Give the entries back exactly, dropping each image.

## BEGIN Material to process

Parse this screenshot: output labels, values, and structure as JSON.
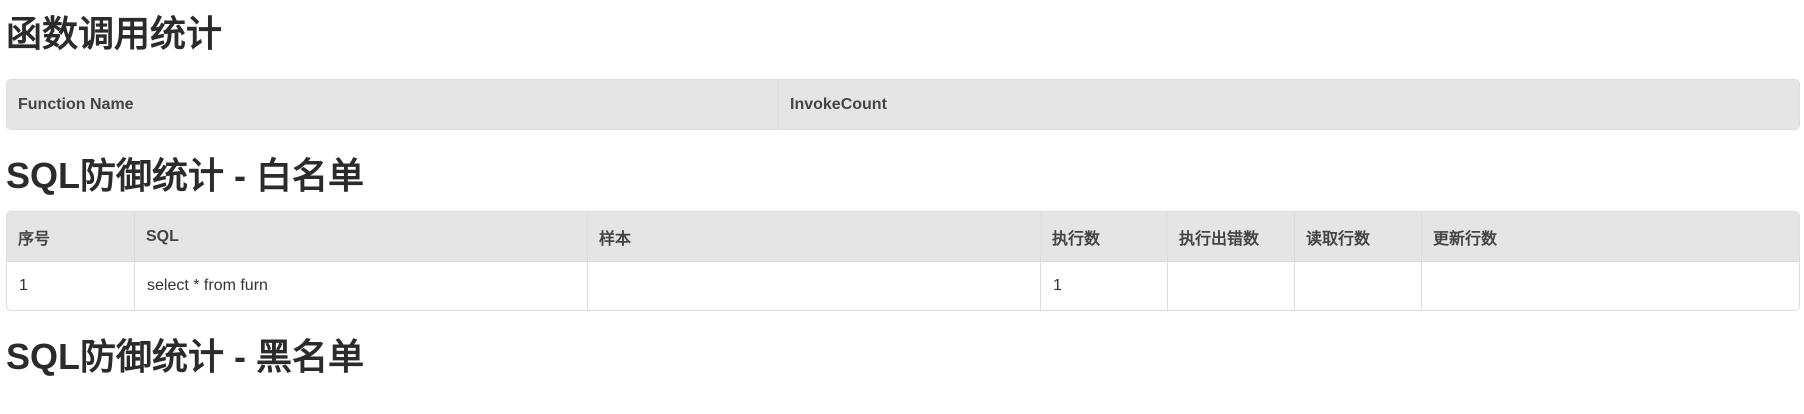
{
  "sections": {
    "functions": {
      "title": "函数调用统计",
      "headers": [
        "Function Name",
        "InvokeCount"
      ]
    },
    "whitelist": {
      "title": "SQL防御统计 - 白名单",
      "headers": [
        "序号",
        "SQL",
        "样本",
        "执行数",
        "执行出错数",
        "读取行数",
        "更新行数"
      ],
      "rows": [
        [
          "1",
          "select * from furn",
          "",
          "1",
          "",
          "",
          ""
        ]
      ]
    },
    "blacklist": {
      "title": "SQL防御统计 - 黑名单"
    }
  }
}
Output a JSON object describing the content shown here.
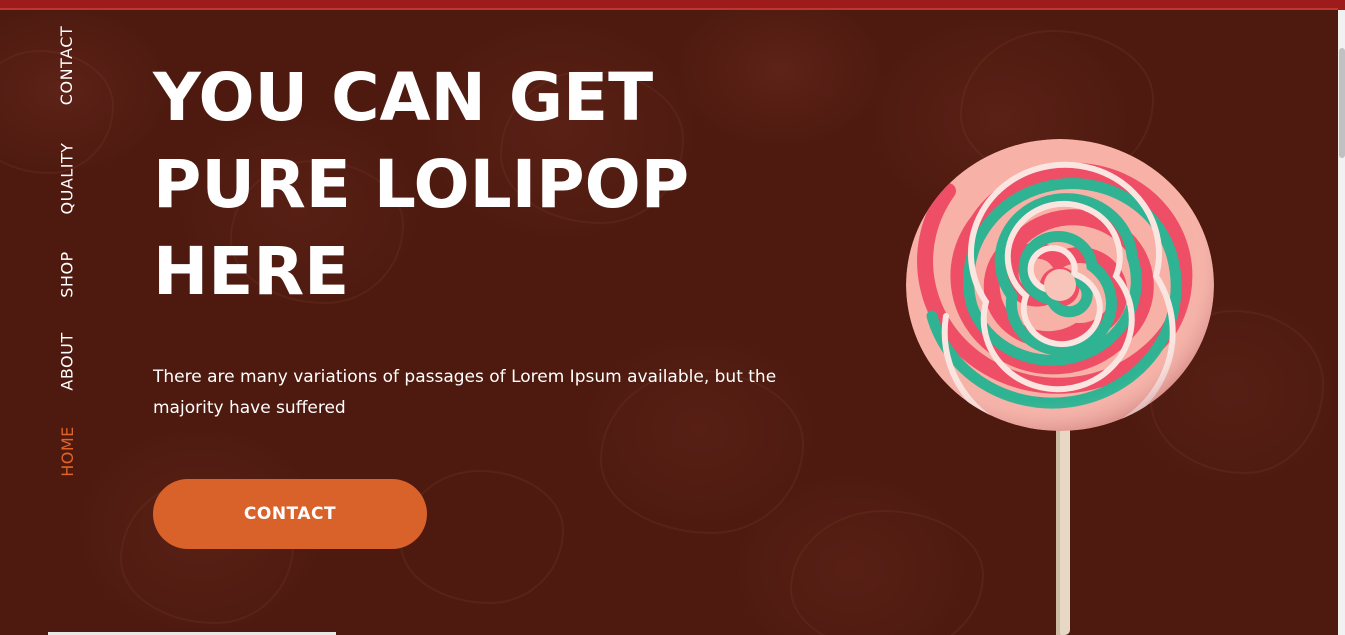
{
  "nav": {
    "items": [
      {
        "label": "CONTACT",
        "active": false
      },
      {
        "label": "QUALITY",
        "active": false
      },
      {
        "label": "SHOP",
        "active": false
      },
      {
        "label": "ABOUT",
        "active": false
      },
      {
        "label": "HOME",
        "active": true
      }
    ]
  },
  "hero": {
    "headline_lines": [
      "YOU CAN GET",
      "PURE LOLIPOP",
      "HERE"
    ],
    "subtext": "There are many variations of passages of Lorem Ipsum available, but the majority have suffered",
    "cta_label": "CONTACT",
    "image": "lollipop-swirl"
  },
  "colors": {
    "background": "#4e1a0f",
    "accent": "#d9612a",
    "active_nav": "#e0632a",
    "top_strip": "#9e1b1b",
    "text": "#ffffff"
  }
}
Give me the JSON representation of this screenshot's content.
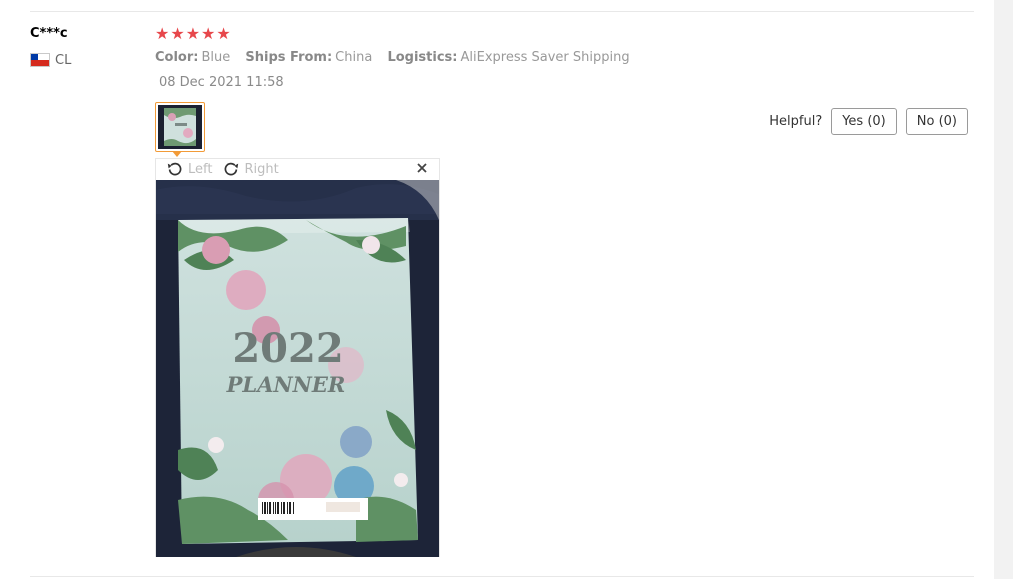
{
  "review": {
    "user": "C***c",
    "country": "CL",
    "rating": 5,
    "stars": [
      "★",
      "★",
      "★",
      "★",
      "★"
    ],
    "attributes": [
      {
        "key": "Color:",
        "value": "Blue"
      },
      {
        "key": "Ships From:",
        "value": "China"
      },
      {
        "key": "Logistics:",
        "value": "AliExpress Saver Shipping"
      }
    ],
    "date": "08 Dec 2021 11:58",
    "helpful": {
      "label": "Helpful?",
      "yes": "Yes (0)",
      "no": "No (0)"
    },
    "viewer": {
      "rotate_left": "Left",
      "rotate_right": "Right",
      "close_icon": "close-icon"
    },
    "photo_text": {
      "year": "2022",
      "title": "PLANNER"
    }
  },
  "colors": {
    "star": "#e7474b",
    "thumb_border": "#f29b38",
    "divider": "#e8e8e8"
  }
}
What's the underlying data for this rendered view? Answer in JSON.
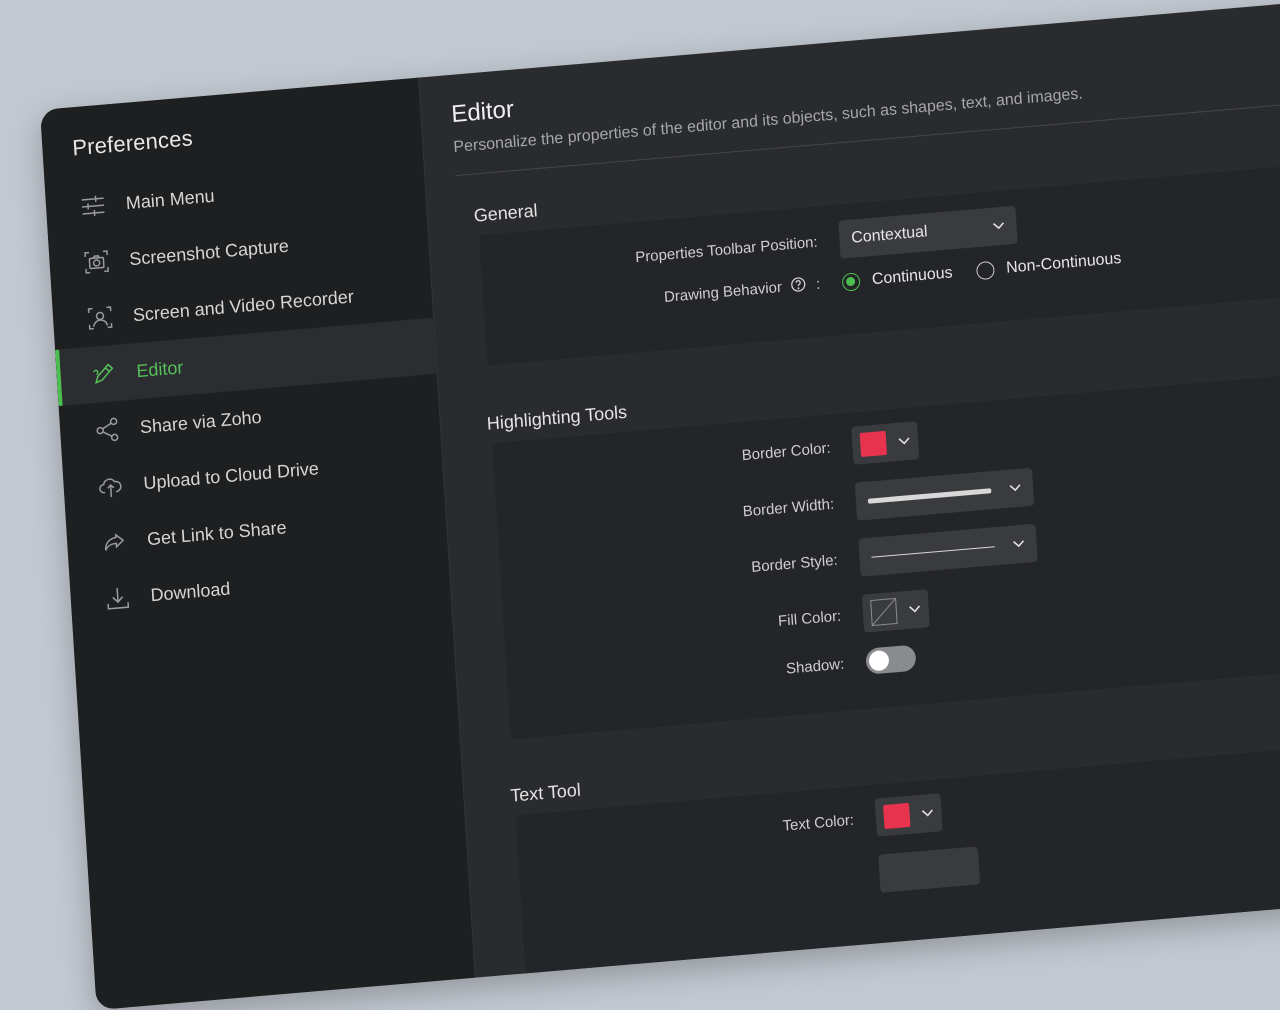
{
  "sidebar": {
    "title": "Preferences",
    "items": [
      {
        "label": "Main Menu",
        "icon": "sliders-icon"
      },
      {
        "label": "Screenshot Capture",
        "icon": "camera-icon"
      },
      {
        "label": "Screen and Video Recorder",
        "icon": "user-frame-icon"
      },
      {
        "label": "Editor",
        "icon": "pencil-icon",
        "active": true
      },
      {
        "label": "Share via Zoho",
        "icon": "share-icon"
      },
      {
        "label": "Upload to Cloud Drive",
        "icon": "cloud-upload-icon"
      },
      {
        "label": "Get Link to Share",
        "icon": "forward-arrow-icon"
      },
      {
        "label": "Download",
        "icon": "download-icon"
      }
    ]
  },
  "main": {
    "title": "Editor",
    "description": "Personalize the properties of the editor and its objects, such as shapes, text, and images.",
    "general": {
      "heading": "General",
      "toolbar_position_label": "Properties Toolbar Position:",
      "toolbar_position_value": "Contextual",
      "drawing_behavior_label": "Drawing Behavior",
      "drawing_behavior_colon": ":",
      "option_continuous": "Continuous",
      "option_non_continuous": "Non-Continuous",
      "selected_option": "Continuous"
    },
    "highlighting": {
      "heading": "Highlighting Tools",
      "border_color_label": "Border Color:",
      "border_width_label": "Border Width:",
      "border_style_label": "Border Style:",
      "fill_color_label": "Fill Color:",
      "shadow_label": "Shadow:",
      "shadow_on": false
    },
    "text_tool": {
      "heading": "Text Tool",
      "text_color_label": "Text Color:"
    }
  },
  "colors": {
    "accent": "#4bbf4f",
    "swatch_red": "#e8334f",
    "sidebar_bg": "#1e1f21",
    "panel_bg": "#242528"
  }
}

## END Material to process

**The solution:**
Parse this screenshot: output labels, values, and structure as JSON.
{
  "sections": {
    "functions": {
      "title": "函数调用统计",
      "headers": [
        "Function Name",
        "InvokeCount"
      ]
    },
    "whitelist": {
      "title": "SQL防御统计 - 白名单",
      "headers": [
        "序号",
        "SQL",
        "样本",
        "执行数",
        "执行出错数",
        "读取行数",
        "更新行数"
      ],
      "rows": [
        [
          "1",
          "select * from furn",
          "",
          "1",
          "",
          "",
          ""
        ]
      ]
    },
    "blacklist": {
      "title": "SQL防御统计 - 黑名单"
    }
  }
}
Output a JSON object describing the content shown here.
{
  "nav": {
    "items": [
      {
        "label": "CONTACT",
        "active": false
      },
      {
        "label": "QUALITY",
        "active": false
      },
      {
        "label": "SHOP",
        "active": false
      },
      {
        "label": "ABOUT",
        "active": false
      },
      {
        "label": "HOME",
        "active": true
      }
    ]
  },
  "hero": {
    "headline_lines": [
      "YOU CAN GET",
      "PURE LOLIPOP",
      "HERE"
    ],
    "subtext": "There are many variations of passages of Lorem Ipsum available, but the majority have suffered",
    "cta_label": "CONTACT",
    "image": "lollipop-swirl"
  },
  "colors": {
    "background": "#4e1a0f",
    "accent": "#d9612a",
    "active_nav": "#e0632a",
    "top_strip": "#9e1b1b",
    "text": "#ffffff"
  }
}
Give me the JSON representation of this screenshot's content.
{
  "review": {
    "user": "C***c",
    "country": "CL",
    "rating": 5,
    "stars": [
      "★",
      "★",
      "★",
      "★",
      "★"
    ],
    "attributes": [
      {
        "key": "Color:",
        "value": "Blue"
      },
      {
        "key": "Ships From:",
        "value": "China"
      },
      {
        "key": "Logistics:",
        "value": "AliExpress Saver Shipping"
      }
    ],
    "date": "08 Dec 2021 11:58",
    "helpful": {
      "label": "Helpful?",
      "yes": "Yes (0)",
      "no": "No (0)"
    },
    "viewer": {
      "rotate_left": "Left",
      "rotate_right": "Right",
      "close_icon": "close-icon"
    },
    "photo_text": {
      "year": "2022",
      "title": "PLANNER"
    }
  },
  "colors": {
    "star": "#e7474b",
    "thumb_border": "#f29b38",
    "divider": "#e8e8e8"
  }
}
What's the underlying data for this rendered view? Answer in JSON.
{
  "sidebar": {
    "title": "Preferences",
    "items": [
      {
        "label": "Main Menu",
        "icon": "sliders-icon"
      },
      {
        "label": "Screenshot Capture",
        "icon": "camera-icon"
      },
      {
        "label": "Screen and Video Recorder",
        "icon": "user-frame-icon"
      },
      {
        "label": "Editor",
        "icon": "pencil-icon",
        "active": true
      },
      {
        "label": "Share via Zoho",
        "icon": "share-icon"
      },
      {
        "label": "Upload to Cloud Drive",
        "icon": "cloud-upload-icon"
      },
      {
        "label": "Get Link to Share",
        "icon": "forward-arrow-icon"
      },
      {
        "label": "Download",
        "icon": "download-icon"
      }
    ]
  },
  "main": {
    "title": "Editor",
    "description": "Personalize the properties of the editor and its objects, such as shapes, text, and images.",
    "general": {
      "heading": "General",
      "toolbar_position_label": "Properties Toolbar Position:",
      "toolbar_position_value": "Contextual",
      "drawing_behavior_label": "Drawing Behavior",
      "drawing_behavior_colon": ":",
      "option_continuous": "Continuous",
      "option_non_continuous": "Non-Continuous",
      "selected_option": "Continuous"
    },
    "highlighting": {
      "heading": "Highlighting Tools",
      "border_color_label": "Border Color:",
      "border_width_label": "Border Width:",
      "border_style_label": "Border Style:",
      "fill_color_label": "Fill Color:",
      "shadow_label": "Shadow:",
      "shadow_on": false
    },
    "text_tool": {
      "heading": "Text Tool",
      "text_color_label": "Text Color:"
    }
  },
  "colors": {
    "accent": "#4bbf4f",
    "swatch_red": "#e8334f",
    "sidebar_bg": "#1e1f21",
    "panel_bg": "#242528"
  }
}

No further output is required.